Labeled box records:

****************************************

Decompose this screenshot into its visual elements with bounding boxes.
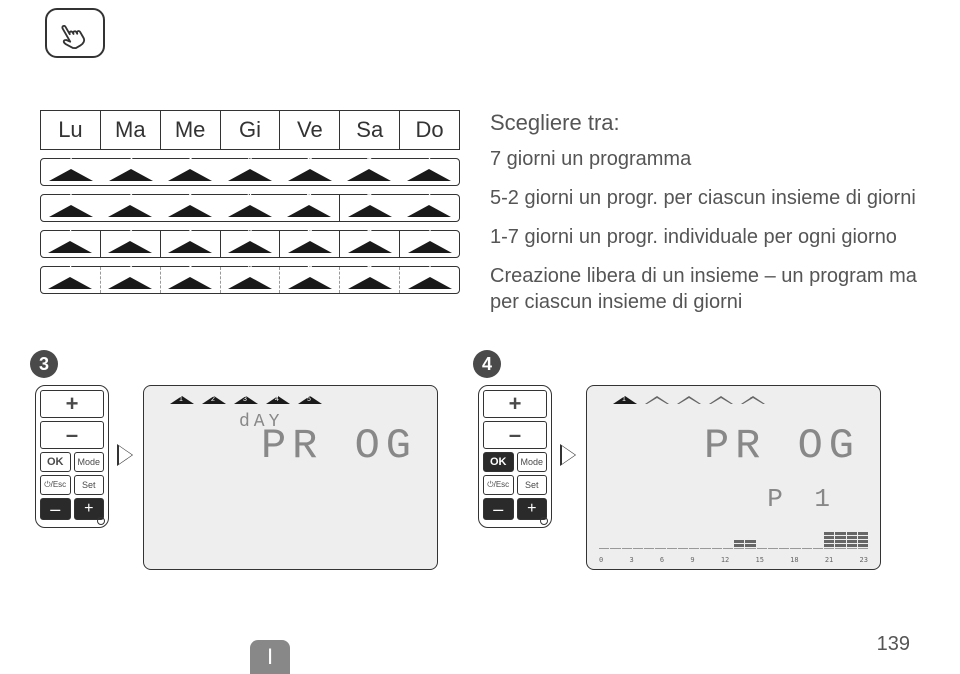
day-cell: Do bbox=[400, 111, 459, 149]
day-cell: Lu bbox=[41, 111, 101, 149]
ok-button[interactable]: OK bbox=[40, 452, 71, 472]
main-content: Lu Ma Me Gi Ve Sa Do 1234567123456712345… bbox=[40, 80, 920, 634]
indicator-dot bbox=[540, 517, 548, 525]
triangle-row: 1234567 bbox=[40, 230, 460, 258]
lcd4-hour-labels: 03691215182123 bbox=[599, 556, 868, 564]
day-cell: Sa bbox=[340, 111, 400, 149]
arrow-icon bbox=[562, 445, 576, 465]
esc-button[interactable]: ⏻/Esc bbox=[483, 475, 514, 495]
lcd4-prog-text: PR OG bbox=[704, 422, 860, 470]
triangle-cell: 1 bbox=[41, 267, 101, 293]
desc-line-4: Creazione libera di un insieme – un prog… bbox=[490, 263, 920, 315]
minus-button[interactable]: – bbox=[40, 421, 104, 449]
ok-button[interactable]: OK bbox=[483, 452, 514, 472]
step-badge-4: 4 bbox=[473, 350, 501, 378]
hand-icon bbox=[45, 8, 105, 58]
lcd3-prog-text: PR OG bbox=[261, 422, 417, 470]
lcd3-day-indicators: 12345 bbox=[170, 396, 425, 404]
lcd4-p1-text: P 1 bbox=[767, 484, 838, 514]
mode-button[interactable]: Mode bbox=[74, 452, 105, 472]
set-button[interactable]: Set bbox=[517, 475, 548, 495]
desc-line-1: 7 giorni un programma bbox=[490, 146, 920, 174]
day-cell: Ve bbox=[280, 111, 340, 149]
triangle-cell: 3 bbox=[160, 195, 220, 221]
triangle-cell: 7 bbox=[399, 195, 459, 221]
triangle-cell: 6 bbox=[340, 159, 400, 185]
remote-control: + – OK Mode ⏻/Esc Set – + bbox=[35, 385, 109, 528]
panel-4: 4 + – OK Mode ⏻/Esc Set – + bbox=[478, 385, 881, 570]
triangle-cell: 3 bbox=[161, 231, 221, 257]
desc-line-2: 5-2 giorni un progr. per ciascun insieme… bbox=[490, 185, 920, 213]
lcd4-bar-chart bbox=[599, 525, 868, 549]
minus-button[interactable]: – bbox=[483, 421, 547, 449]
triangle-cell: 3 bbox=[160, 159, 220, 185]
triangle-cell: 2 bbox=[101, 231, 161, 257]
lcd-screen-4: 12345 PR OG P 1 03691215182123 bbox=[586, 385, 881, 570]
triangle-cell: 4 bbox=[221, 267, 281, 293]
triangle-cell: 1 bbox=[41, 159, 101, 185]
plus-button[interactable]: + bbox=[40, 390, 104, 418]
triangle-row: 1234567 bbox=[40, 158, 460, 186]
triangle-cell: 7 bbox=[400, 231, 459, 257]
triangle-cell: 2 bbox=[101, 159, 161, 185]
remote-control: + – OK Mode ⏻/Esc Set – + bbox=[478, 385, 552, 528]
triangle-cell: 5 bbox=[280, 159, 340, 185]
arrow-icon bbox=[119, 445, 133, 465]
dark-minus-button[interactable]: – bbox=[483, 498, 514, 520]
language-tab: I bbox=[250, 640, 290, 674]
panel-3: 3 + – OK Mode ⏻/Esc Set – + bbox=[35, 385, 438, 570]
days-header-row: Lu Ma Me Gi Ve Sa Do bbox=[40, 110, 460, 150]
triangle-cell: 2 bbox=[101, 195, 161, 221]
triangle-cell: 3 bbox=[161, 267, 221, 293]
triangle-cell: 6 bbox=[340, 267, 400, 293]
day-cell: Ma bbox=[101, 111, 161, 149]
esc-button[interactable]: ⏻/Esc bbox=[40, 475, 71, 495]
lcd4-day-indicators: 12345 bbox=[613, 396, 868, 404]
set-button[interactable]: Set bbox=[74, 475, 105, 495]
indicator-dot bbox=[97, 517, 105, 525]
dark-minus-button[interactable]: – bbox=[40, 498, 71, 520]
day-cell: Gi bbox=[221, 111, 281, 149]
page-number: 139 bbox=[877, 633, 910, 656]
triangle-cell: 2 bbox=[101, 267, 161, 293]
triangle-cell: 5 bbox=[279, 195, 340, 221]
mode-button[interactable]: Mode bbox=[517, 452, 548, 472]
triangle-rows: 1234567123456712345671234567 bbox=[40, 158, 460, 294]
desc-line-3: 1-7 giorni un progr. individuale per ogn… bbox=[490, 224, 920, 252]
lcd-screen-3: 12345 dAY PR OG bbox=[143, 385, 438, 570]
day-cell: Me bbox=[161, 111, 221, 149]
triangle-cell: 4 bbox=[220, 195, 280, 221]
triangle-cell: 7 bbox=[400, 267, 459, 293]
triangle-cell: 5 bbox=[280, 267, 340, 293]
triangle-cell: 4 bbox=[220, 159, 280, 185]
triangle-row: 1234567 bbox=[40, 194, 460, 222]
days-table: Lu Ma Me Gi Ve Sa Do 1234567123456712345… bbox=[40, 110, 460, 302]
triangle-cell: 1 bbox=[41, 195, 101, 221]
triangle-cell: 4 bbox=[221, 231, 281, 257]
plus-button[interactable]: + bbox=[483, 390, 547, 418]
triangle-cell: 5 bbox=[280, 231, 340, 257]
triangle-cell: 7 bbox=[399, 159, 459, 185]
triangle-cell: 6 bbox=[340, 195, 400, 221]
triangle-cell: 6 bbox=[340, 231, 400, 257]
description-column: Scegliere tra: 7 giorni un programma 5-2… bbox=[490, 110, 920, 326]
step-badge-3: 3 bbox=[30, 350, 58, 378]
desc-title: Scegliere tra: bbox=[490, 110, 920, 136]
triangle-cell: 1 bbox=[41, 231, 101, 257]
triangle-row: 1234567 bbox=[40, 266, 460, 294]
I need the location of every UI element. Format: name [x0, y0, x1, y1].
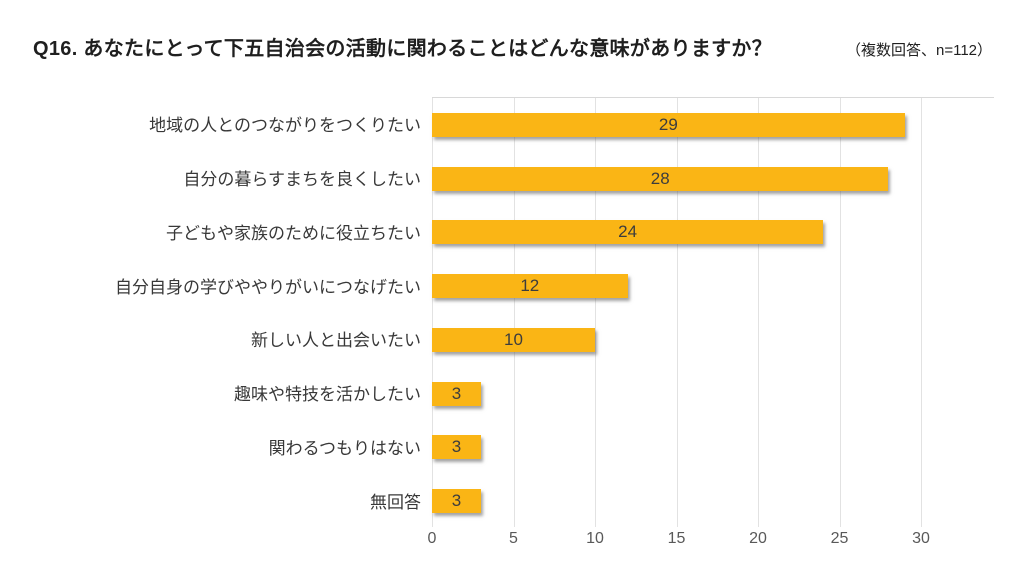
sample-size-note: （複数回答、n=112）: [846, 42, 993, 59]
bar: 3: [432, 381, 481, 406]
category-label: 趣味や特技を活かしたい: [234, 385, 421, 405]
category-label: 子どもや家族のために役立ちたい: [166, 223, 421, 243]
bar-row: 12: [432, 259, 994, 313]
bar-row: 10: [432, 313, 994, 367]
bar-row: 28: [432, 152, 994, 206]
bar-row: 3: [432, 474, 994, 528]
gridline-x-30: [921, 98, 922, 527]
bar-chart: 地域の人とのつながりをつくりたい自分の暮らすまちを良くしたい子どもや家族のために…: [0, 97, 994, 547]
x-axis-tick-label: 10: [586, 530, 604, 547]
x-axis-tick-label: 0: [427, 530, 437, 547]
chart-title: Q16. あなたにとって下五自治会の活動に関わることはどんな意味がありますか？: [33, 38, 773, 60]
bar: 28: [432, 166, 889, 191]
gridline-x-0: [432, 98, 433, 527]
bar-value-label: 10: [504, 329, 523, 349]
plot-area: 29 28 24 12 10 3 3 3: [432, 97, 994, 527]
category-label: 自分自身の学びややりがいにつなげたい: [115, 277, 421, 297]
bar: 10: [432, 327, 595, 352]
bar-value-label: 3: [451, 491, 462, 511]
bar: 12: [432, 274, 628, 299]
x-axis-tick-label: 20: [749, 530, 767, 547]
x-axis-tick-label: 15: [667, 530, 686, 547]
category-label: 地域の人とのつながりをつくりたい: [149, 116, 421, 136]
category-axis: 地域の人とのつながりをつくりたい自分の暮らすまちを良くしたい子どもや家族のために…: [0, 97, 421, 527]
gridline-x-25: [839, 98, 841, 527]
category-label: 新しい人と出会いたい: [251, 331, 421, 351]
bar: 3: [432, 435, 481, 460]
bar-value-label: 29: [658, 114, 678, 134]
gridline-x-10: [595, 98, 596, 527]
x-axis-tick-label: 5: [509, 530, 518, 547]
category-label: 自分の暮らすまちを良くしたい: [183, 170, 421, 190]
bar-value-label: 3: [451, 383, 462, 403]
bar-row: 24: [432, 206, 994, 260]
gridline-x-20: [758, 98, 759, 527]
gridline-x-15: [676, 98, 678, 527]
bar-value-label: 3: [451, 437, 462, 457]
category-label: 関わるつもりはない: [268, 438, 421, 458]
x-axis-tick-label: 25: [830, 530, 849, 547]
category-label: 無回答: [370, 492, 421, 512]
bar-value-label: 28: [650, 168, 670, 188]
gridline-x-5: [513, 98, 515, 527]
x-axis-tick-label: 30: [912, 530, 930, 547]
bar-row: 29: [432, 98, 994, 152]
bar-value-label: 12: [520, 276, 540, 296]
bar: 29: [432, 112, 905, 137]
bar-value-label: 24: [618, 222, 638, 242]
bar-row: 3: [432, 367, 994, 421]
bar: 3: [432, 489, 481, 514]
x-axis: 0 5 10 15 20 25 30: [428, 530, 994, 552]
bar: 24: [432, 220, 824, 245]
bar-row: 3: [432, 421, 994, 475]
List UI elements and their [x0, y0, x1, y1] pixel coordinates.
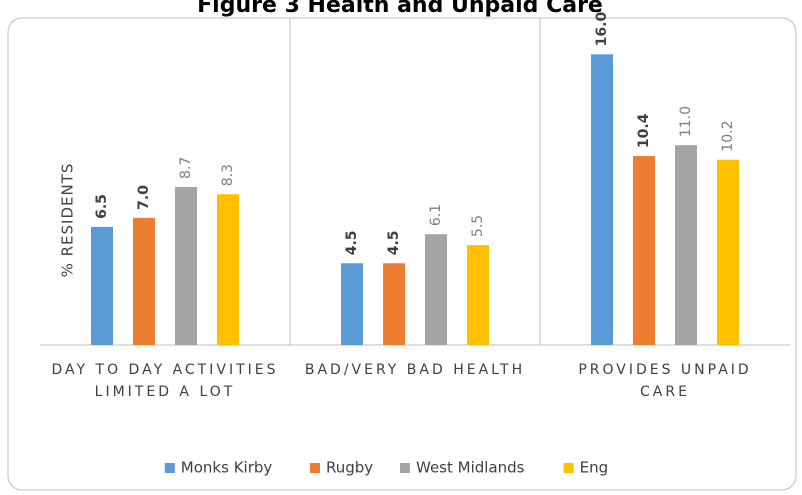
legend-label: Monks Kirby [181, 459, 273, 477]
value-label: 10.4 [636, 113, 652, 148]
bar [175, 186, 197, 345]
bar [341, 263, 363, 345]
value-label: 5.5 [470, 215, 486, 237]
legend-label: Eng [580, 459, 609, 477]
value-label: 4.5 [344, 230, 360, 255]
value-label: 11.0 [678, 106, 694, 137]
y-axis-label: % RESIDENTS [59, 163, 77, 278]
bar [717, 159, 739, 345]
bar [633, 156, 655, 345]
bar [383, 263, 405, 345]
legend-label: West Midlands [416, 459, 525, 477]
legend-swatch [563, 463, 574, 473]
value-label: 10.2 [720, 121, 736, 152]
bar [217, 194, 239, 345]
bar [425, 234, 447, 345]
x-tick-label: DAY TO DAY ACTIVITIES LIMITED A LOT [51, 362, 279, 400]
value-label: 6.1 [428, 204, 444, 226]
chart-title: Figure 3 Health and Unpaid Care [197, 0, 603, 18]
legend-label: Rugby [326, 459, 373, 477]
legend-swatch [400, 463, 410, 473]
bar [675, 145, 697, 345]
x-tick-label: BAD/VERY BAD HEALTH [304, 362, 526, 378]
value-label: 7.0 [136, 185, 152, 210]
value-label: 8.7 [178, 157, 194, 179]
bar [133, 217, 155, 345]
legend-swatch [310, 463, 320, 473]
bar [91, 226, 113, 345]
value-label: 6.5 [94, 194, 110, 219]
value-label: 4.5 [386, 230, 402, 255]
legend-swatch [164, 463, 175, 473]
value-label: 16.0 [594, 12, 610, 47]
bar [467, 245, 489, 345]
x-tick-label: PROVIDES UNPAID CARE [578, 362, 752, 400]
bar [591, 54, 613, 345]
value-label: 8.3 [220, 164, 236, 186]
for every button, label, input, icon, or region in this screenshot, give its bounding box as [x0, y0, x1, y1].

****************************************

• Task to carry out: Reproduce verbatim the lines of the records above from the line with "sample-size-note: （複数回答、n=112）: [846, 42, 993, 59]" to the line with "97, 994, 547]", including both of those lines.

• Correct output:
sample-size-note: （複数回答、n=112）: [846, 42, 993, 59]
bar: 3: [432, 381, 481, 406]
category-label: 趣味や特技を活かしたい: [234, 385, 421, 405]
category-label: 子どもや家族のために役立ちたい: [166, 223, 421, 243]
bar-row: 12: [432, 259, 994, 313]
bar-row: 10: [432, 313, 994, 367]
bar-row: 28: [432, 152, 994, 206]
bar-row: 3: [432, 474, 994, 528]
gridline-x-30: [921, 98, 922, 527]
bar-chart: 地域の人とのつながりをつくりたい自分の暮らすまちを良くしたい子どもや家族のために…: [0, 97, 994, 547]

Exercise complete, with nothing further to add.